Given request: Locate the string "JSON" in the listing below. Copy every line where it is found.

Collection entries
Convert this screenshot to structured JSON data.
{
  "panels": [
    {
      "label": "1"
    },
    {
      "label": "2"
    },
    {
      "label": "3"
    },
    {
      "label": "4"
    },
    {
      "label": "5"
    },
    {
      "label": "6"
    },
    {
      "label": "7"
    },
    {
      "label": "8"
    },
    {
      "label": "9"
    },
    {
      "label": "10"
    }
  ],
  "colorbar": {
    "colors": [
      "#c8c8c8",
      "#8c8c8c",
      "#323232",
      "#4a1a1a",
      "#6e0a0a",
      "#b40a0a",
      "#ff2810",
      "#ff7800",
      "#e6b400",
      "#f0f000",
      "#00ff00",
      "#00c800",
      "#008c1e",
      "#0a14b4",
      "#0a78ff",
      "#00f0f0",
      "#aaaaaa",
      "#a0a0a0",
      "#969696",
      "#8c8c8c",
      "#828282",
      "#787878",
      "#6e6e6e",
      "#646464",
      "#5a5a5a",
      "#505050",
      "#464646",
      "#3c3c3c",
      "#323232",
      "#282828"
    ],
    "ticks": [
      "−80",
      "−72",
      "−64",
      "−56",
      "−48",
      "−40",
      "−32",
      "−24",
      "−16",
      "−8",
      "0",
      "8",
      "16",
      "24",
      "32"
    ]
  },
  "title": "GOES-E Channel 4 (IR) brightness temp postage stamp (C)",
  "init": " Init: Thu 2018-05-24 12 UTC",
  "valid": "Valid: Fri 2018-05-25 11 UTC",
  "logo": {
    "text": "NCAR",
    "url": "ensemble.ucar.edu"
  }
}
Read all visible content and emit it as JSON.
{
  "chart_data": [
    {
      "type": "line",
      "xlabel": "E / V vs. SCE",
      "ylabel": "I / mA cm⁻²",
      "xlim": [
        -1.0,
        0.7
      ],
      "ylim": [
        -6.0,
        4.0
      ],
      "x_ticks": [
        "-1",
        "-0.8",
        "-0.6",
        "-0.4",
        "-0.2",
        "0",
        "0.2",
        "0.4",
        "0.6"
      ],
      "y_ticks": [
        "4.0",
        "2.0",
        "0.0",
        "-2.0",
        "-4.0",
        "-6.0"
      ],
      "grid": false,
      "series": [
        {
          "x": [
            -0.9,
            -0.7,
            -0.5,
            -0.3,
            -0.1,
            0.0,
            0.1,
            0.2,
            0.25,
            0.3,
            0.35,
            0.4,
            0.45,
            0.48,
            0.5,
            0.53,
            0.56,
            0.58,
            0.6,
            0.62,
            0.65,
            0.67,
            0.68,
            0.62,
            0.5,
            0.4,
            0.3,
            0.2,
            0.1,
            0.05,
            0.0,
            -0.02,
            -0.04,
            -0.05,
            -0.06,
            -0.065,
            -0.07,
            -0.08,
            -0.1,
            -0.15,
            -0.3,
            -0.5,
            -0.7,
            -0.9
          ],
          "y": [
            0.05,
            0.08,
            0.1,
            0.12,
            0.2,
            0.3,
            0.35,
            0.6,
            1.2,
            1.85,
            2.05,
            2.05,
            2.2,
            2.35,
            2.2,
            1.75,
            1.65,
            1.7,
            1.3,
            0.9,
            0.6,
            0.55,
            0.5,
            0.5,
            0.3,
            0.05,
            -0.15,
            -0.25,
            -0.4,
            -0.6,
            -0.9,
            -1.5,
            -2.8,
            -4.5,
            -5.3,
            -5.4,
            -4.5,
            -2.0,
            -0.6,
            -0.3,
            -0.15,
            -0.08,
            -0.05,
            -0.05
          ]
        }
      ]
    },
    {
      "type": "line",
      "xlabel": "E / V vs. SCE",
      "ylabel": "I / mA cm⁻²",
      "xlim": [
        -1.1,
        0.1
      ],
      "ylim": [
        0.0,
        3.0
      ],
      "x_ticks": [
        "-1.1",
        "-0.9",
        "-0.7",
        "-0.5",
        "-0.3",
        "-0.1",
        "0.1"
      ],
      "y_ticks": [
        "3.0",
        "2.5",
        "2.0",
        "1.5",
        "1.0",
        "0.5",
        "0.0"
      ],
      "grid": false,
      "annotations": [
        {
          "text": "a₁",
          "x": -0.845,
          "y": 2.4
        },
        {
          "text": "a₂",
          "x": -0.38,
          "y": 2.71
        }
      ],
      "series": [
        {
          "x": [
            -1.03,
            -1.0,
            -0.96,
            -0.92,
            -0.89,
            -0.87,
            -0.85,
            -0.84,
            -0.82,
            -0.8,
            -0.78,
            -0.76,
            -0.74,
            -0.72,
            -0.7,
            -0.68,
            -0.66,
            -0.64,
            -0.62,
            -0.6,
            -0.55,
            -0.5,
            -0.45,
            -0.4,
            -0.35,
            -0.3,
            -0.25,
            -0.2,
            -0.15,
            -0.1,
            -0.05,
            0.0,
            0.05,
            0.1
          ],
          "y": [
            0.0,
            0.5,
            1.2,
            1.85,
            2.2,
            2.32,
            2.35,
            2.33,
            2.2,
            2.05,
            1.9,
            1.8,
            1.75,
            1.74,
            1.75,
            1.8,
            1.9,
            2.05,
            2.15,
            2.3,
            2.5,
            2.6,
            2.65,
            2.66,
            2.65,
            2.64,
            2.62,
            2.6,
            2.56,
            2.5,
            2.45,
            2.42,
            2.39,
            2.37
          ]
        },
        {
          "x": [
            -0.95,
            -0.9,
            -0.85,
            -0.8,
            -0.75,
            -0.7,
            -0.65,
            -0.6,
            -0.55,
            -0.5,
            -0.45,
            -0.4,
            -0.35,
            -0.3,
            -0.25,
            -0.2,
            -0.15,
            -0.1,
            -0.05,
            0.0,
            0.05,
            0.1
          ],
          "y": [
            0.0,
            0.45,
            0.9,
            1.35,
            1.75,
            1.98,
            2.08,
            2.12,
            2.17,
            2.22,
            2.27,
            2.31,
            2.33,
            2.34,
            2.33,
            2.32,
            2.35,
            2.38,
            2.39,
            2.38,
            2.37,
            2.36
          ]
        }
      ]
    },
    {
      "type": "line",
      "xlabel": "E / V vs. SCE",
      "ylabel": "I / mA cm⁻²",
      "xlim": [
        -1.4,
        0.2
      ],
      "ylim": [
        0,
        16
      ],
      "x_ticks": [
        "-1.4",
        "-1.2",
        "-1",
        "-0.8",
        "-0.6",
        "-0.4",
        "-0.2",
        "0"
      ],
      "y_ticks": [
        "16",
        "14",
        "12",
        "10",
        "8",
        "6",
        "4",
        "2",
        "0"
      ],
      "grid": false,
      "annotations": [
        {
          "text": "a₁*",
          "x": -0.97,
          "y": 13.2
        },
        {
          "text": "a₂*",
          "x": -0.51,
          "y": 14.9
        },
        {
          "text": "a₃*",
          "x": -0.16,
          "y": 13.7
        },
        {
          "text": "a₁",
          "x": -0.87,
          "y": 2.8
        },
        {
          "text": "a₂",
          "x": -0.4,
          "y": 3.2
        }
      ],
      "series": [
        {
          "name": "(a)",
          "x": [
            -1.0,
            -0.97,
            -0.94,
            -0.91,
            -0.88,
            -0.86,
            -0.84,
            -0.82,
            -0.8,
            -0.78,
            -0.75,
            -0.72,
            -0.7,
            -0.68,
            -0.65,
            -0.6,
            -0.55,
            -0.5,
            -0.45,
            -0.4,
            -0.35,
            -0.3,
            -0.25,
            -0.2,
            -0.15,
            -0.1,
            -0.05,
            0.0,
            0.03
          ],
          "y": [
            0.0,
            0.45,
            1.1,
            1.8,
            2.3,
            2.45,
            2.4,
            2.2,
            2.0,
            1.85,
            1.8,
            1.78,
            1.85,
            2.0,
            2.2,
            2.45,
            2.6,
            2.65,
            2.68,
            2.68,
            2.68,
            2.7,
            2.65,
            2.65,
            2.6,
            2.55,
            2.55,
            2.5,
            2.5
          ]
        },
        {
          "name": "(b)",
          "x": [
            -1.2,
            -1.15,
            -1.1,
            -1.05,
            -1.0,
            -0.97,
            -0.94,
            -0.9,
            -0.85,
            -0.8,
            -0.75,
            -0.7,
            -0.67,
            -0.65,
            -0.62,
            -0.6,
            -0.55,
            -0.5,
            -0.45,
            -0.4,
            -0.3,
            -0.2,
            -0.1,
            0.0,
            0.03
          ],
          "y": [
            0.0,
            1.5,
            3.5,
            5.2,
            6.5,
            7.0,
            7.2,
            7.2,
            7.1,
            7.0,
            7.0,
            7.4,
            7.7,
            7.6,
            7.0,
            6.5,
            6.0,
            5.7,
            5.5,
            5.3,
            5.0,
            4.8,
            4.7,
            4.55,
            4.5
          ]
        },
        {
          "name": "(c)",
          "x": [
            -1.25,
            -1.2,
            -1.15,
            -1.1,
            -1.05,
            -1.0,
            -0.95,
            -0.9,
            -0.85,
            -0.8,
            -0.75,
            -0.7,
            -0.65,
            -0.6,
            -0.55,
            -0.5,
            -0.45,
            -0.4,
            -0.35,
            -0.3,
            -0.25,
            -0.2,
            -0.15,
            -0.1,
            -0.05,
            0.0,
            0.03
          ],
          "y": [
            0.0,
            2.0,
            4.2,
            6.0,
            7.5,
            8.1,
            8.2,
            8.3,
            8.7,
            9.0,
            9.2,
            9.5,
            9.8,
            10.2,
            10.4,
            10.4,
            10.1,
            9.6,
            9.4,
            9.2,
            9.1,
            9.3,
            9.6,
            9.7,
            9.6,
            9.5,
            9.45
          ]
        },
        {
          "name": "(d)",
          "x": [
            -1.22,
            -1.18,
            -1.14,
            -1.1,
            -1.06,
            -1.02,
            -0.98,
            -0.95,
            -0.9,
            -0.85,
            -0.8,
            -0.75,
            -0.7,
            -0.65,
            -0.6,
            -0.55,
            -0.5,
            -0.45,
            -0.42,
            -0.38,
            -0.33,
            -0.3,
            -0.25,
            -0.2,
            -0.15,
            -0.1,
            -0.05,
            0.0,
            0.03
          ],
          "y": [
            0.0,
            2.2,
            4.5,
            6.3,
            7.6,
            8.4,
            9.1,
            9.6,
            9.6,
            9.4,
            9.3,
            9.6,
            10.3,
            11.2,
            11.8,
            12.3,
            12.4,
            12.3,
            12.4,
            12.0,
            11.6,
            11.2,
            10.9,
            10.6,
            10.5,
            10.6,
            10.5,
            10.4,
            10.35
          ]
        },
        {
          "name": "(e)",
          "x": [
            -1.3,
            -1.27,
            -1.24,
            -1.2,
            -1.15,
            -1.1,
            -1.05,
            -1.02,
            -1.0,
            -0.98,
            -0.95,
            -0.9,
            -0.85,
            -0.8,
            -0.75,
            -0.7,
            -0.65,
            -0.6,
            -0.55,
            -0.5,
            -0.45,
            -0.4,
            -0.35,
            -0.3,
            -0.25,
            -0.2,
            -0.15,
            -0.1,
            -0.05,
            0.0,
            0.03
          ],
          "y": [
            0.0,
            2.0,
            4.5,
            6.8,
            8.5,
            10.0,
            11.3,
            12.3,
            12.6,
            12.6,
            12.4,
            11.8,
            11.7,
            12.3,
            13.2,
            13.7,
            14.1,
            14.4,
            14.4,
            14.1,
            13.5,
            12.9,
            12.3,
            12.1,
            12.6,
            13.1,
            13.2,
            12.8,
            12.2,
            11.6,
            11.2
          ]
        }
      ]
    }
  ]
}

The solution:
Convert this screenshot to structured JSON data.
Read all visible content and emit it as JSON.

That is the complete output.